DATA SUPPLIED:
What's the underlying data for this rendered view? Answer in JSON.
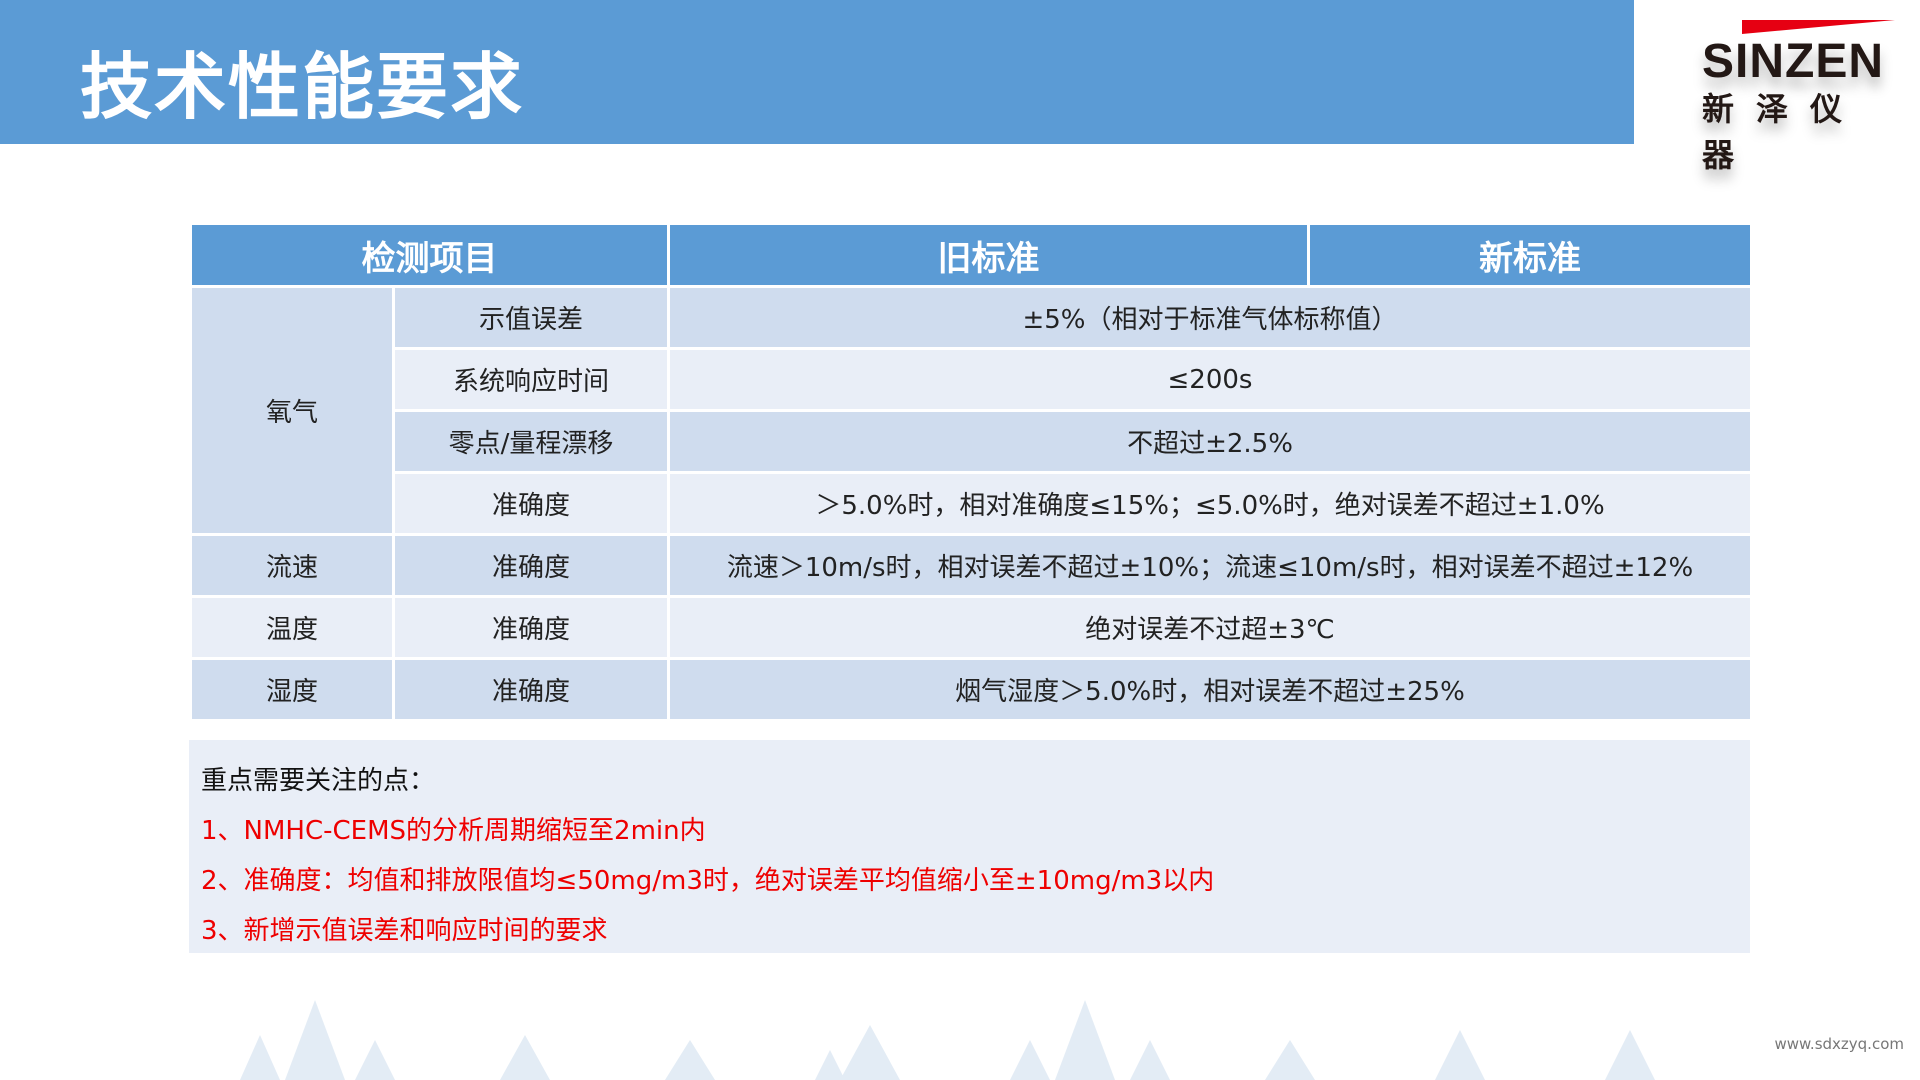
{
  "header": {
    "title": "技术性能要求"
  },
  "logo": {
    "en": "SINZEN",
    "cn": "新泽仪器"
  },
  "table": {
    "headers": [
      "检测项目",
      "旧标准",
      "新标准"
    ],
    "rows": [
      {
        "group": "氧气",
        "item": "示值误差",
        "value": "±5%（相对于标准气体标称值）"
      },
      {
        "item": "系统响应时间",
        "value": "≤200s"
      },
      {
        "item": "零点/量程漂移",
        "value": "不超过±2.5%"
      },
      {
        "item": "准确度",
        "value": "＞5.0%时，相对准确度≤15%；≤5.0%时，绝对误差不超过±1.0%"
      },
      {
        "group": "流速",
        "item": "准确度",
        "value": "流速＞10m/s时，相对误差不超过±10%；流速≤10m/s时，相对误差不超过±12%"
      },
      {
        "group": "温度",
        "item": "准确度",
        "value": "绝对误差不过超±3℃"
      },
      {
        "group": "湿度",
        "item": "准确度",
        "value": "烟气湿度＞5.0%时，相对误差不超过±25%"
      }
    ]
  },
  "notes": {
    "heading": "重点需要关注的点：",
    "items": [
      "1、NMHC-CEMS的分析周期缩短至2min内",
      "2、准确度：均值和排放限值均≤50mg/m3时，绝对误差平均值缩小至±10mg/m3以内",
      "3、新增示值误差和响应时间的要求"
    ]
  },
  "footer": {
    "url": "www.sdxzyq.com"
  },
  "colors": {
    "primary": "#5b9bd5",
    "row_dark": "#cfdcee",
    "row_light": "#e9eef7",
    "highlight": "#ff0000"
  }
}
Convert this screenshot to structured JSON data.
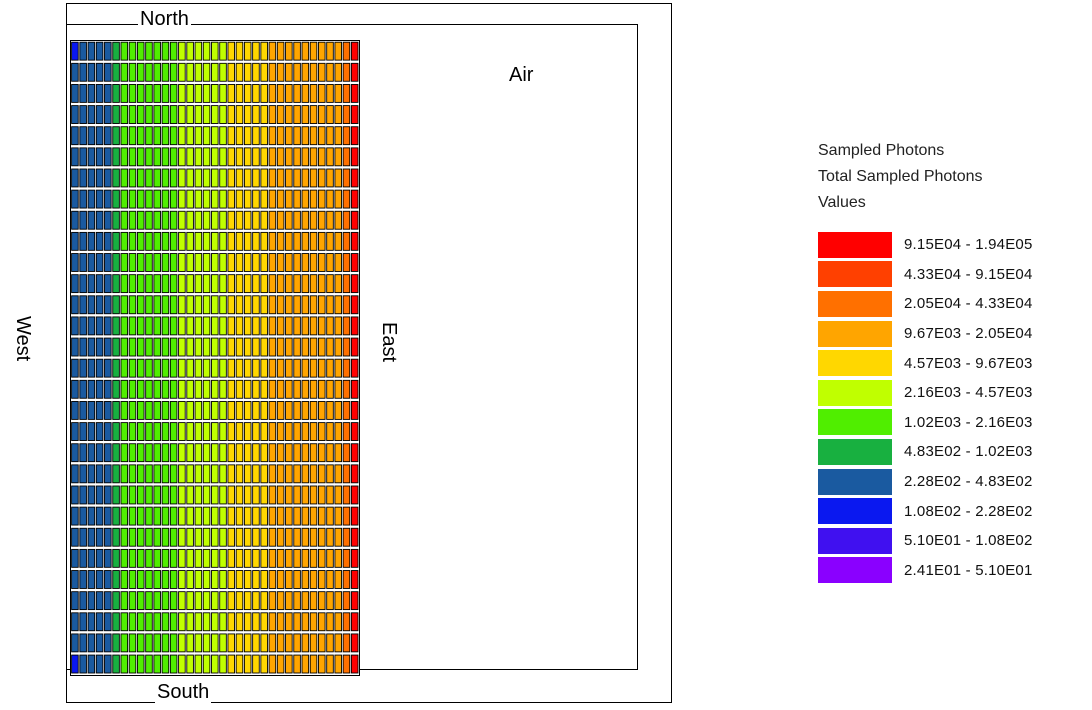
{
  "labels": {
    "north": "North",
    "south": "South",
    "east": "East",
    "west": "West",
    "air": "Air"
  },
  "legend": {
    "title_lines": [
      "Sampled Photons",
      "Total Sampled Photons",
      "Values"
    ],
    "entries": [
      {
        "label": "9.15E04 - 1.94E05",
        "color": "#ff0000"
      },
      {
        "label": "4.33E04 - 9.15E04",
        "color": "#ff4000"
      },
      {
        "label": "2.05E04 - 4.33E04",
        "color": "#ff7000"
      },
      {
        "label": "9.67E03 - 2.05E04",
        "color": "#ffa500"
      },
      {
        "label": "4.57E03 - 9.67E03",
        "color": "#ffd700"
      },
      {
        "label": "2.16E03 - 4.57E03",
        "color": "#c0ff00"
      },
      {
        "label": "1.02E03 - 2.16E03",
        "color": "#50ee00"
      },
      {
        "label": "4.83E02 - 1.02E03",
        "color": "#18b040"
      },
      {
        "label": "2.28E02 - 4.83E02",
        "color": "#1a5aa0"
      },
      {
        "label": "1.08E02 - 2.28E02",
        "color": "#0a18f0"
      },
      {
        "label": "5.10E01 - 1.08E02",
        "color": "#4010f0"
      },
      {
        "label": "2.41E01 - 5.10E01",
        "color": "#8a00ff"
      }
    ]
  },
  "grid": {
    "rows": 30,
    "columns": 35,
    "row_pattern": [
      8,
      8,
      8,
      8,
      8,
      7,
      6,
      6,
      6,
      6,
      6,
      6,
      6,
      5,
      5,
      5,
      5,
      5,
      5,
      4,
      4,
      4,
      4,
      4,
      3,
      3,
      3,
      3,
      3,
      3,
      3,
      3,
      3,
      2,
      0
    ],
    "corner_rows": [
      0,
      29
    ],
    "corner_color_index": 9
  }
}
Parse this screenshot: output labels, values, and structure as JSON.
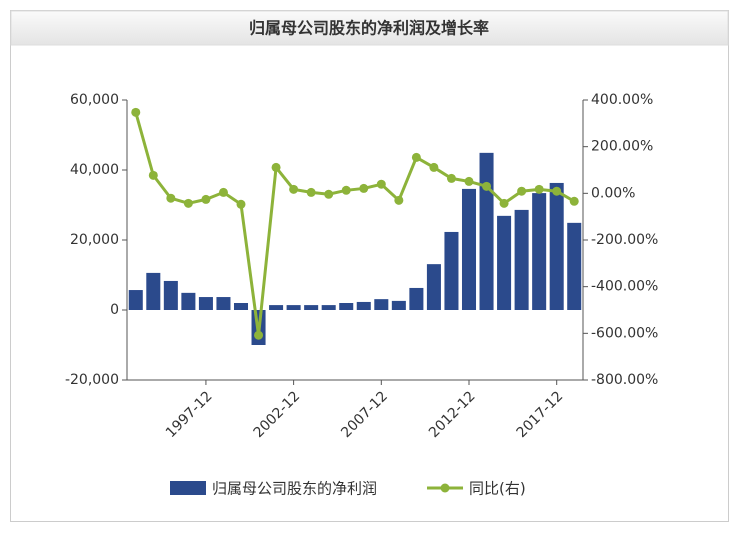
{
  "chart_data": {
    "type": "bar-line",
    "title": "归属母公司股东的净利润及增长率",
    "categories": [
      null,
      null,
      null,
      null,
      "1997-12",
      null,
      null,
      null,
      null,
      "2002-12",
      null,
      null,
      null,
      null,
      "2007-12",
      null,
      null,
      null,
      null,
      "2012-12",
      null,
      null,
      null,
      null,
      "2017-12",
      null
    ],
    "series": [
      {
        "name": "归属母公司股东的净利润",
        "type": "bar",
        "color": "#2b4a8c",
        "values": [
          5700,
          10600,
          8300,
          4900,
          3700,
          3700,
          2000,
          -10000,
          1400,
          1400,
          1400,
          1400,
          2000,
          2300,
          3100,
          2600,
          6300,
          13100,
          22300,
          34600,
          44900,
          26900,
          28600,
          33400,
          36300,
          24900
        ]
      },
      {
        "name": "同比(右)",
        "type": "line",
        "axis": "y2",
        "color": "#8db33a",
        "values": [
          347,
          77,
          -21,
          -43,
          -26,
          4,
          -47,
          -608,
          111,
          17,
          4,
          -4,
          13,
          21,
          39,
          -30,
          154,
          111,
          64,
          51,
          30,
          -43,
          9,
          17,
          9,
          -34
        ]
      }
    ],
    "ylim": [
      -20000,
      60000
    ],
    "yticks": [
      {
        "value": -20000,
        "label": "-20,000"
      },
      0,
      {
        "value": 20000,
        "label": "20,000"
      },
      {
        "value": 40000,
        "label": "40,000"
      },
      {
        "value": 60000,
        "label": "60,000"
      }
    ],
    "y2lim": [
      -800,
      400
    ],
    "y2ticks": [
      {
        "value": -800,
        "label": "-800.00%"
      },
      {
        "value": -600,
        "label": "-600.00%"
      },
      {
        "value": -400,
        "label": "-400.00%"
      },
      {
        "value": -200,
        "label": "-200.00%"
      },
      {
        "value": 0,
        "label": "0.00%"
      },
      {
        "value": 200,
        "label": "200.00%"
      },
      {
        "value": 400,
        "label": "400.00%"
      }
    ]
  }
}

TASK TO CARRY OUT: In the material above, show every line where the word "labels" turns up.

EXERCISE OUTPUT:
  "labels": {
Parse this screenshot: output labels, values, and structure as JSON.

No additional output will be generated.